WHAT TO PRODUCE:
Copy out every line containing the word "religion".

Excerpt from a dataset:
· · · · · · ·
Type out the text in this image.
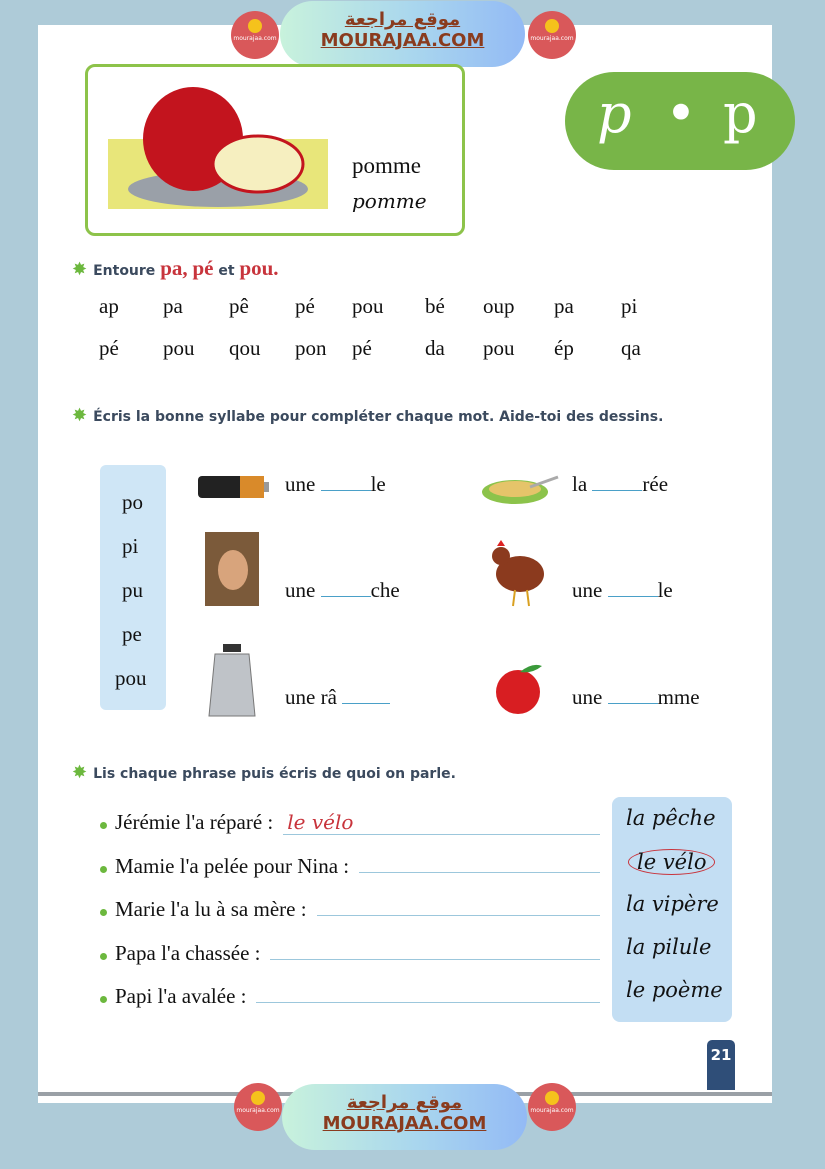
mourajaa.com
موقع مراجعة
MOURAJAA.COM	mourajaa.com
pomme
pomme
p • p
✸ Entoure pa, pé et pou.
ap pa pê pé pou bé oup pa pi
pé pou qou pon pé	da pou ép qa
✸ Écris la bonne syllabe pour compléter chaque mot. Aide-toi des dessins.
po
pi
pu
pe
pou
une	le	la	rée
une	che	une	le
une râ	une	mme
✸ Lis chaque phrase puis écris de quoi on parle.
Jérémie l'a réparé : le vélo
Mamie l'a pelée pour Nina :
Marie l'a lu à sa mère :
Papa l'a chassée :
Papi l'a avalée :
la pêche
le vélo
la vipère
la pilule
le poème
21
mourajaa.com	موقع مراجعة
MOURAJAA.COM
mourajaa.com
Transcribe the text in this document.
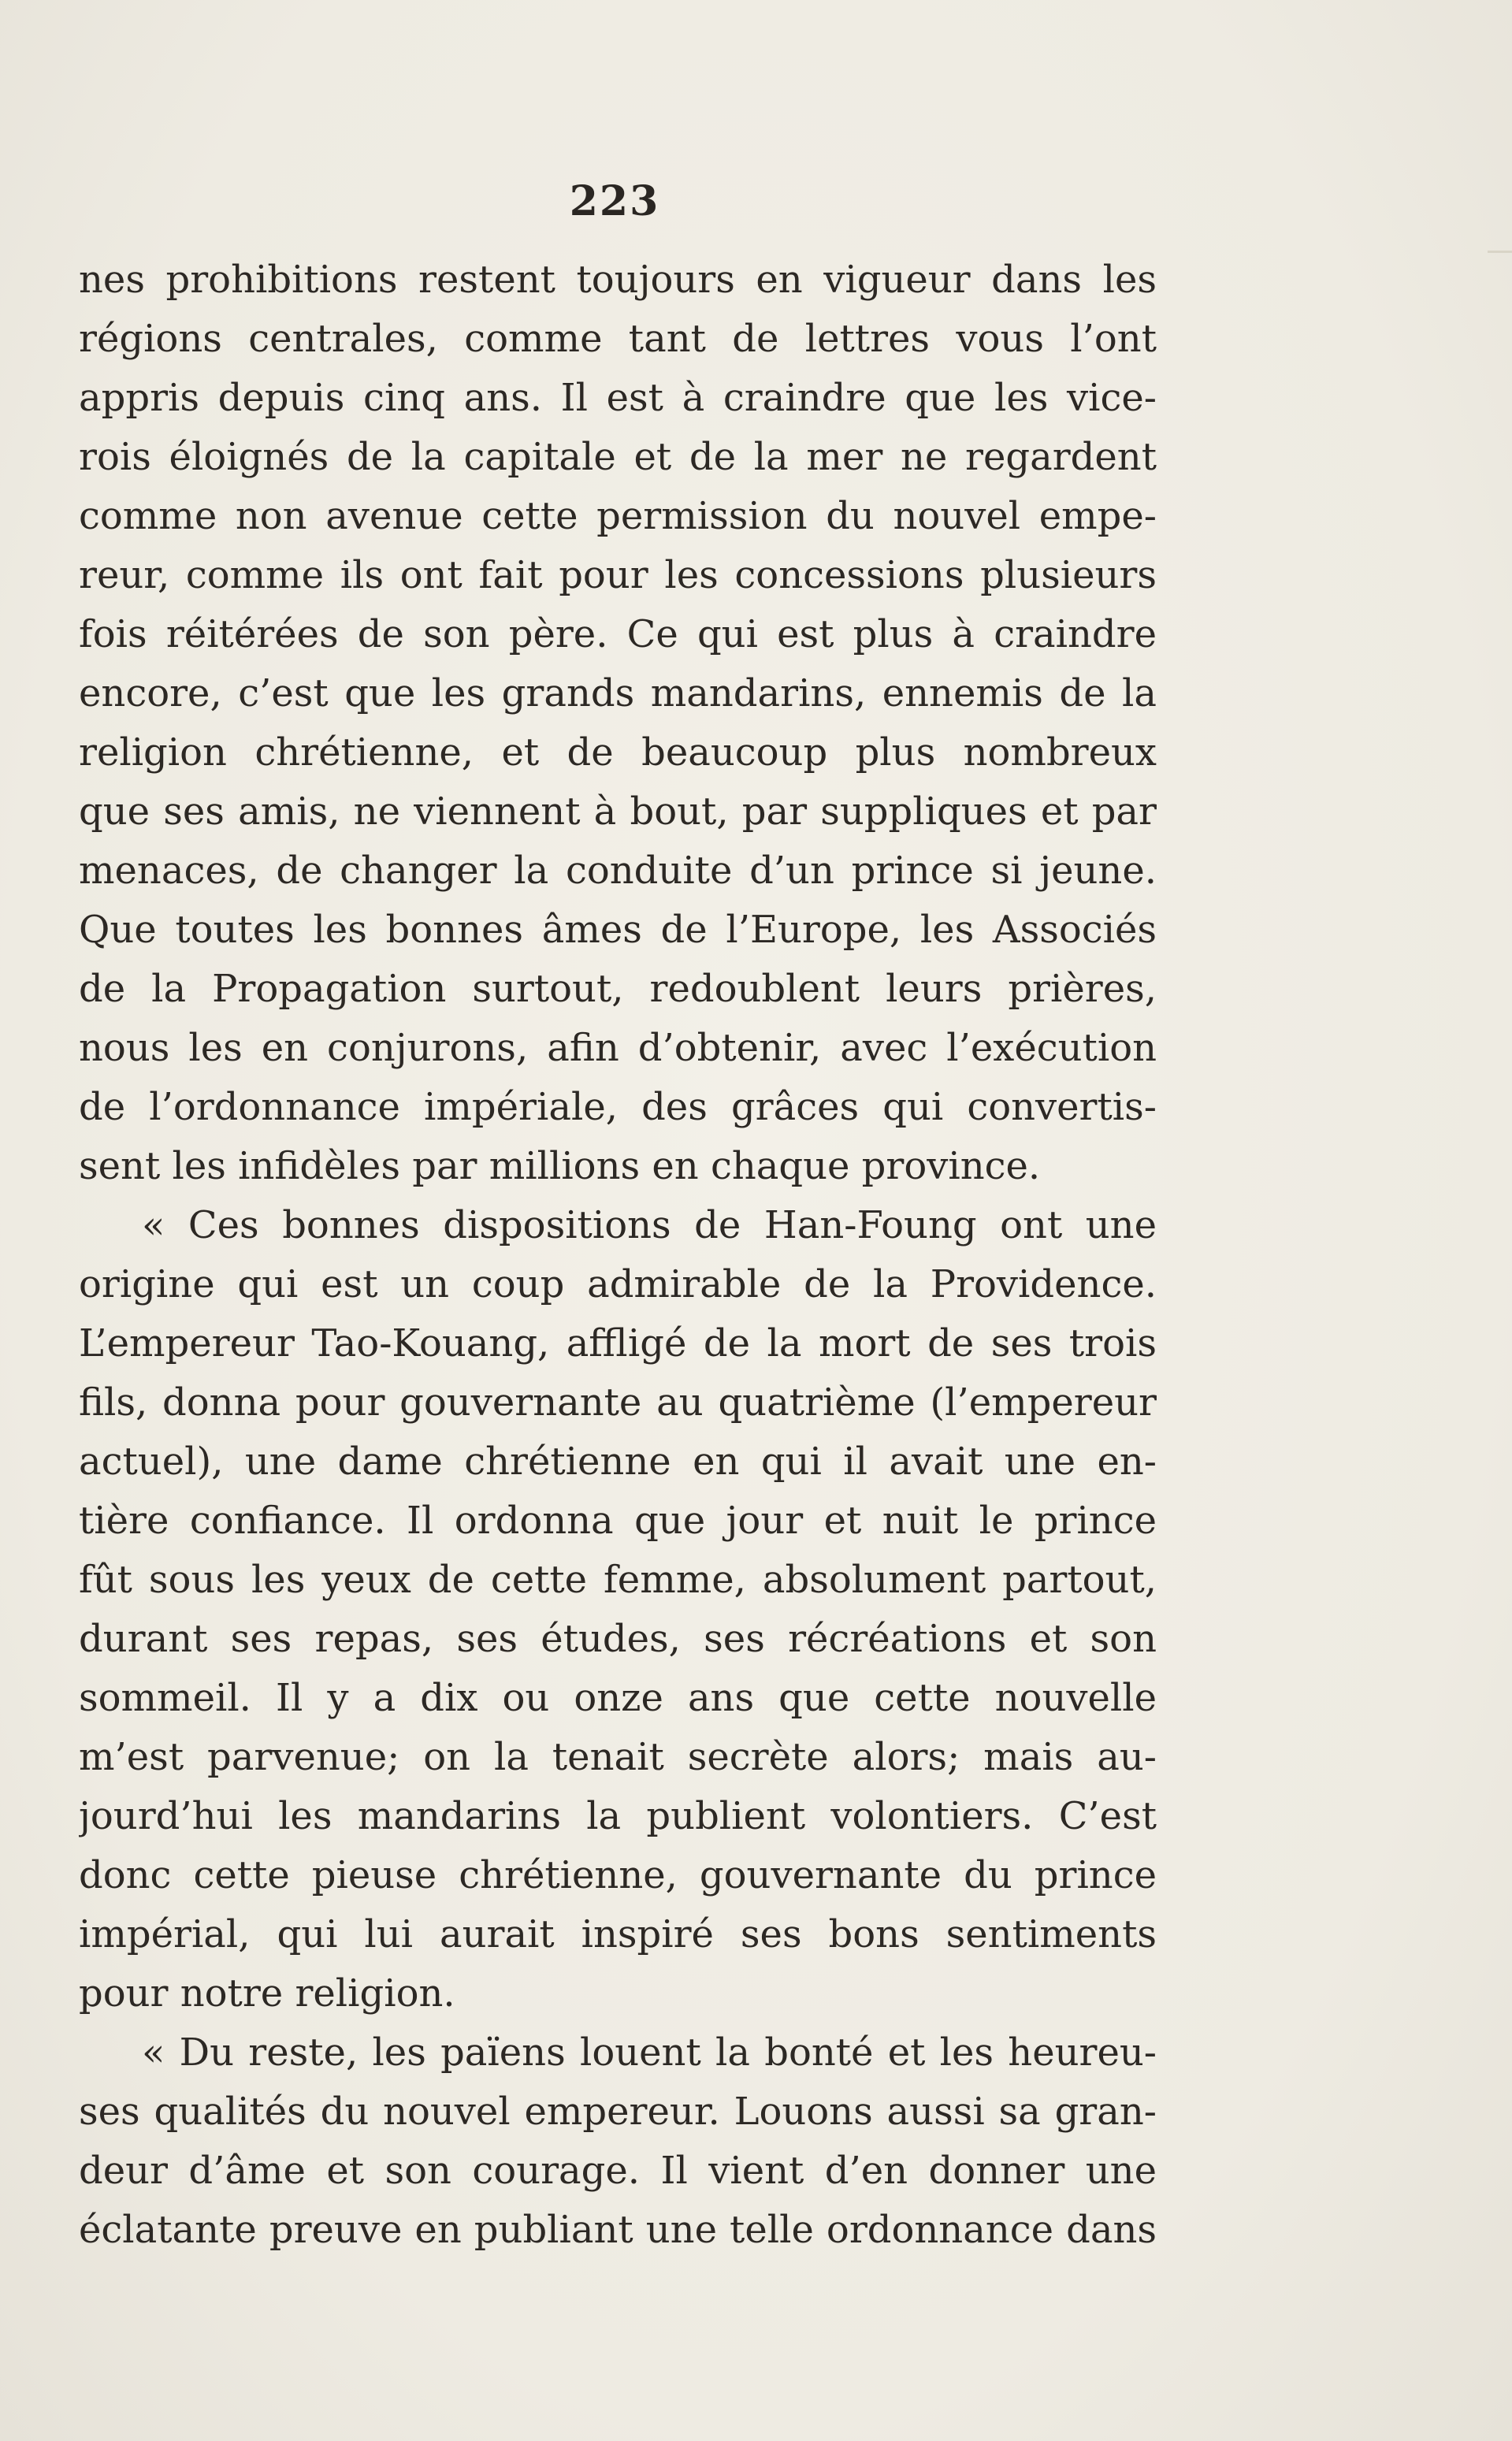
223
nes prohibitions restent toujours en vigueur dans les
régions centrales, comme tant de lettres vous l’ont
appris depuis cinq ans. Il est à craindre que les vice-
rois éloignés de la capitale et de la mer ne regardent
comme non avenue cette permission du nouvel empe-
reur, comme ils ont fait pour les concessions plusieurs
fois réitérées de son père. Ce qui est plus à craindre
encore, c’est que les grands mandarins, ennemis de la
religion chrétienne, et de beaucoup plus nombreux
que ses amis, ne viennent à bout, par suppliques et par
menaces, de changer la conduite d’un prince si jeune.
Que toutes les bonnes âmes de l’Europe, les Associés
de la Propagation surtout, redoublent leurs prières,
nous les en conjurons, afin d’obtenir, avec l’exécution
de l’ordonnance impériale, des grâces qui convertis-
sent les infidèles par millions en chaque province.
« Ces bonnes dispositions de Han-Foung ont une
origine qui est un coup admirable de la Providence.
L’empereur Tao-Kouang, affligé de la mort de ses trois
fils, donna pour gouvernante au quatrième (l’empereur
actuel), une dame chrétienne en qui il avait une en-
tière confiance. Il ordonna que jour et nuit le prince
fût sous les yeux de cette femme, absolument partout,
durant ses repas, ses études, ses récréations et son
sommeil. Il y a dix ou onze ans que cette nouvelle
m’est parvenue; on la tenait secrète alors; mais au-
jourd’hui les mandarins la publient volontiers. C’est
donc cette pieuse chrétienne, gouvernante du prince
impérial, qui lui aurait inspiré ses bons sentiments
pour notre religion.
« Du reste, les païens louent la bonté et les heureu-
ses qualités du nouvel empereur. Louons aussi sa gran-
deur d’âme et son courage. Il vient d’en donner une
éclatante preuve en publiant une telle ordonnance dans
· · · · · · ·
COMPLETE ANSWER:
religion chrétienne, et de beaucoup plus nombreux
pour notre religion.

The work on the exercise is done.